#### ACTION ITEM
Every record that follows must be given again exactly.

[Page transcription records]
──────────
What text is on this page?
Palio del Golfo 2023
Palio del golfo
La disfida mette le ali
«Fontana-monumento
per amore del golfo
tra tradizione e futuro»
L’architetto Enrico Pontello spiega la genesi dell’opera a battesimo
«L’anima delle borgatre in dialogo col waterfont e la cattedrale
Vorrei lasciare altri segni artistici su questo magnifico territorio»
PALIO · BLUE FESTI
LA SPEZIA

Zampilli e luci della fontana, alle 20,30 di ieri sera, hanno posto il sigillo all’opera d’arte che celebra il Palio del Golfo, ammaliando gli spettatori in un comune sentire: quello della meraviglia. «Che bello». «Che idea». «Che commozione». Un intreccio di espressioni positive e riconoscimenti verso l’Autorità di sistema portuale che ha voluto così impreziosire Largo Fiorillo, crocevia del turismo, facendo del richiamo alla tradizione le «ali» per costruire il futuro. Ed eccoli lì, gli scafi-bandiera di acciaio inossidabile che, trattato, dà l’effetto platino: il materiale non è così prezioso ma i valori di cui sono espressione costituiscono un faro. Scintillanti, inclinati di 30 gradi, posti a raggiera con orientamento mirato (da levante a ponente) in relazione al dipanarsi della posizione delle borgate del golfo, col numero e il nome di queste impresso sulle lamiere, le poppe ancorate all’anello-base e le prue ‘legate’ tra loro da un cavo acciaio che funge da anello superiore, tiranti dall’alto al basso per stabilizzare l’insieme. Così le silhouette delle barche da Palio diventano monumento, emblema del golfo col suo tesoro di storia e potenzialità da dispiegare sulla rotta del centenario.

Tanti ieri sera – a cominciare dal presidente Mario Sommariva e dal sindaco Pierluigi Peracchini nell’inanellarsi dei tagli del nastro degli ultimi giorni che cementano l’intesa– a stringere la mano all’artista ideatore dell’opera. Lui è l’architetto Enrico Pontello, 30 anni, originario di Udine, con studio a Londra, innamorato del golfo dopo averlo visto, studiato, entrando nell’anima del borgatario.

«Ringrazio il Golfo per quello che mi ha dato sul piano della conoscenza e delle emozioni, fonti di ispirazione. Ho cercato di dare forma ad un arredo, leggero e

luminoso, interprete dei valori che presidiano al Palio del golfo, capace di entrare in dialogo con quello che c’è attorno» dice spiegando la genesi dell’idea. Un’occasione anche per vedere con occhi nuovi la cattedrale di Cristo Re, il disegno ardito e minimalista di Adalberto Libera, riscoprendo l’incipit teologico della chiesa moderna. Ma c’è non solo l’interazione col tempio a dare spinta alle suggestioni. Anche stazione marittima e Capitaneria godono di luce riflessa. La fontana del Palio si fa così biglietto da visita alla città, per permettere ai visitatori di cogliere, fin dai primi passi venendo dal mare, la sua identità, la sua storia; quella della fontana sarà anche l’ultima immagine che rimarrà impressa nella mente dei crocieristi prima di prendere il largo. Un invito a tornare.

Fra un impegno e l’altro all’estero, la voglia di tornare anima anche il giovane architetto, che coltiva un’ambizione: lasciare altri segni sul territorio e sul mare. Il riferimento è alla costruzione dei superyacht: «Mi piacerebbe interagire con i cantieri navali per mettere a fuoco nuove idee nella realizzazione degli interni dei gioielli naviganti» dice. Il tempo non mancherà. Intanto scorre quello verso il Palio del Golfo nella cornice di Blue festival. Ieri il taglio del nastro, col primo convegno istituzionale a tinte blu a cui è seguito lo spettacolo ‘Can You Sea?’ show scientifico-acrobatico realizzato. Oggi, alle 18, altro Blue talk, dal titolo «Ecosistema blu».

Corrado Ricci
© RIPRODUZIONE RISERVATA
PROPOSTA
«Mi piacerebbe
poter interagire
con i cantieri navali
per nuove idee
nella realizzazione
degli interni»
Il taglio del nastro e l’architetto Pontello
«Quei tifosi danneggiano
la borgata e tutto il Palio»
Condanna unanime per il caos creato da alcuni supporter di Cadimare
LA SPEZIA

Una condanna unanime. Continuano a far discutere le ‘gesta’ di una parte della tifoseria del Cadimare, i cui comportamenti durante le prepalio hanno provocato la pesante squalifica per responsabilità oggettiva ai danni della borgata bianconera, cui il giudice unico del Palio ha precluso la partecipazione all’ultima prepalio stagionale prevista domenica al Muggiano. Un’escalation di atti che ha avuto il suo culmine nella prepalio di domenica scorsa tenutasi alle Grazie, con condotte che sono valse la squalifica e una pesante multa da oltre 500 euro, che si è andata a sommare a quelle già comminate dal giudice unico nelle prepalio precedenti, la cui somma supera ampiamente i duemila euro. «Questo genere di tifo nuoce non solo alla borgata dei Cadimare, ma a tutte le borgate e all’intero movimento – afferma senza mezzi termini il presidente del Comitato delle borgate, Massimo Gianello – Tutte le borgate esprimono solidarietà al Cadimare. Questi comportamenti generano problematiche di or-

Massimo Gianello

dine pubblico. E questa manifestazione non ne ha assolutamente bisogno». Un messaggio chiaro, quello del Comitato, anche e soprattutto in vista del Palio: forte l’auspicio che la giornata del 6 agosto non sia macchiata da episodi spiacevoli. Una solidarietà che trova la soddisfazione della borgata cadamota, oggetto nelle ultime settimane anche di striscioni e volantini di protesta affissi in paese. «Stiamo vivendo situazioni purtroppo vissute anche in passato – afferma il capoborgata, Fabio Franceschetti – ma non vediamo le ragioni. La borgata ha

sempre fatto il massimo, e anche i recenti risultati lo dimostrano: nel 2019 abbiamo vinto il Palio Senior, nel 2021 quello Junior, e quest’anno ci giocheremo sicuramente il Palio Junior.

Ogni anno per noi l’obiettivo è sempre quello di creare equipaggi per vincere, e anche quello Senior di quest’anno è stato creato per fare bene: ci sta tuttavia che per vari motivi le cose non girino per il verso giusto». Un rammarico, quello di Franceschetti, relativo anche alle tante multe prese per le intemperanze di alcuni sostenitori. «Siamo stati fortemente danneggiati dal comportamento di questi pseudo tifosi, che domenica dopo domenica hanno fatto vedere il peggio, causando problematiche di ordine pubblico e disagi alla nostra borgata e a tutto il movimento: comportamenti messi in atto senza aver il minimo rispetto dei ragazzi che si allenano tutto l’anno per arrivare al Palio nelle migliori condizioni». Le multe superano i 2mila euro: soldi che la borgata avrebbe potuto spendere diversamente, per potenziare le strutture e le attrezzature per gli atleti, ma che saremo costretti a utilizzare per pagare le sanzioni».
──────────
#### OUTPUT OF THE EXERCISE
What text is on this page?
Palio del Golfo 2023
Palio del golfo
La disfida mette le ali
«Fontana-monumento
per amore del golfo
tra tradizione e futuro»
L’architetto Enrico Pontello spiega la genesi dell’opera a battesimo
«L’anima delle borgatre in dialogo col waterfont e la cattedrale
Vorrei lasciare altri segni artistici su questo magnifico territorio»
PALIO · BLUE FESTI
LA SPEZIA

Zampilli e luci della fontana, alle 20,30 di ieri sera, hanno posto il sigillo all’opera d’arte che celebra il Palio del Golfo, ammaliando gli spettatori in un comune sentire: quello della meraviglia. «Che bello». «Che idea». «Che commozione». Un intreccio di espressioni positive e riconoscimenti verso l’Autorità di sistema portuale che ha voluto così impreziosire Largo Fiorillo, crocevia del turismo, facendo del richiamo alla tradizione le «ali» per costruire il futuro. Ed eccoli lì, gli scafi-bandiera di acciaio inossidabile che, trattato, dà l’effetto platino: il materiale non è così prezioso ma i valori di cui sono espressione costituiscono un faro. Scintillanti, inclinati di 30 gradi, posti a raggiera con orientamento mirato (da levante a ponente) in relazione al dipanarsi della posizione delle borgate del golfo, col numero e il nome di queste impresso sulle lamiere, le poppe ancorate all’anello-base e le prue ‘legate’ tra loro da un cavo acciaio che funge da anello superiore, tiranti dall’alto al basso per stabilizzare l’insieme. Così le silhouette delle barche da Palio diventano monumento, emblema del golfo col suo tesoro di storia e potenzialità da dispiegare sulla rotta del centenario.

Tanti ieri sera – a cominciare dal presidente Mario Sommariva e dal sindaco Pierluigi Peracchini nell’inanellarsi dei tagli del nastro degli ultimi giorni che cementano l’intesa– a stringere la mano all’artista ideatore dell’opera. Lui è l’architetto Enrico Pontello, 30 anni, originario di Udine, con studio a Londra, innamorato del golfo dopo averlo visto, studiato, entrando nell’anima del borgatario.

«Ringrazio il Golfo per quello che mi ha dato sul piano della conoscenza e delle emozioni, fonti di ispirazione. Ho cercato di dare forma ad un arredo, leggero e

luminoso, interprete dei valori che presidiano al Palio del golfo, capace di entrare in dialogo con quello che c’è attorno» dice spiegando la genesi dell’idea. Un’occasione anche per vedere con occhi nuovi la cattedrale di Cristo Re, il disegno ardito e minimalista di Adalberto Libera, riscoprendo l’incipit teologico della chiesa moderna. Ma c’è non solo l’interazione col tempio a dare spinta alle suggestioni. Anche stazione marittima e Capitaneria godono di luce riflessa. La fontana del Palio si fa così biglietto da visita alla città, per permettere ai visitatori di cogliere, fin dai primi passi venendo dal mare, la sua identità, la sua storia; quella della fontana sarà anche l’ultima immagine che rimarrà impressa nella mente dei crocieristi prima di prendere il largo. Un invito a tornare.

Fra un impegno e l’altro all’estero, la voglia di tornare anima anche il giovane architetto, che coltiva un’ambizione: lasciare altri segni sul territorio e sul mare. Il riferimento è alla costruzione dei superyacht: «Mi piacerebbe interagire con i cantieri navali per mettere a fuoco nuove idee nella realizzazione degli interni dei gioielli naviganti» dice. Il tempo non mancherà. Intanto scorre quello verso il Palio del Golfo nella cornice di Blue festival. Ieri il taglio del nastro, col primo convegno istituzionale a tinte blu a cui è seguito lo spettacolo ‘Can You Sea?’ show scientifico-acrobatico realizzato. Oggi, alle 18, altro Blue talk, dal titolo «Ecosistema blu».

Corrado Ricci
© RIPRODUZIONE RISERVATA
PROPOSTA
«Mi piacerebbe
poter interagire
con i cantieri navali
per nuove idee
nella realizzazione
degli interni»
Il taglio del nastro e l’architetto Pontello
«Quei tifosi danneggiano
la borgata e tutto il Palio»
Condanna unanime per il caos creato da alcuni supporter di Cadimare
LA SPEZIA

Una condanna unanime. Continuano a far discutere le ‘gesta’ di una parte della tifoseria del Cadimare, i cui comportamenti durante le prepalio hanno provocato la pesante squalifica per responsabilità oggettiva ai danni della borgata bianconera, cui il giudice unico del Palio ha precluso la partecipazione all’ultima prepalio stagionale prevista domenica al Muggiano. Un’escalation di atti che ha avuto il suo culmine nella prepalio di domenica scorsa tenutasi alle Grazie, con condotte che sono valse la squalifica e una pesante multa da oltre 500 euro, che si è andata a sommare a quelle già comminate dal giudice unico nelle prepalio precedenti, la cui somma supera ampiamente i duemila euro. «Questo genere di tifo nuoce non solo alla borgata dei Cadimare, ma a tutte le borgate e all’intero movimento – afferma senza mezzi termini il presidente del Comitato delle borgate, Massimo Gianello – Tutte le borgate esprimono solidarietà al Cadimare. Questi comportamenti generano problematiche di or-

Massimo Gianello

dine pubblico. E questa manifestazione non ne ha assolutamente bisogno». Un messaggio chiaro, quello del Comitato, anche e soprattutto in vista del Palio: forte l’auspicio che la giornata del 6 agosto non sia macchiata da episodi spiacevoli. Una solidarietà che trova la soddisfazione della borgata cadamota, oggetto nelle ultime settimane anche di striscioni e volantini di protesta affissi in paese. «Stiamo vivendo situazioni purtroppo vissute anche in passato – afferma il capoborgata, Fabio Franceschetti – ma non vediamo le ragioni. La borgata ha

sempre fatto il massimo, e anche i recenti risultati lo dimostrano: nel 2019 abbiamo vinto il Palio Senior, nel 2021 quello Junior, e quest’anno ci giocheremo sicuramente il Palio Junior.

Ogni anno per noi l’obiettivo è sempre quello di creare equipaggi per vincere, e anche quello Senior di quest’anno è stato creato per fare bene: ci sta tuttavia che per vari motivi le cose non girino per il verso giusto». Un rammarico, quello di Franceschetti, relativo anche alle tante multe prese per le intemperanze di alcuni sostenitori. «Siamo stati fortemente danneggiati dal comportamento di questi pseudo tifosi, che domenica dopo domenica hanno fatto vedere il peggio, causando problematiche di ordine pubblico e disagi alla nostra borgata e a tutto il movimento: comportamenti messi in atto senza aver il minimo rispetto dei ragazzi che si allenano tutto l’anno per arrivare al Palio nelle migliori condizioni». Le multe superano i 2mila euro: soldi che la borgata avrebbe potuto spendere diversamente, per potenziare le strutture e le attrezzature per gli atleti, ma che saremo costretti a utilizzare per pagare le sanzioni».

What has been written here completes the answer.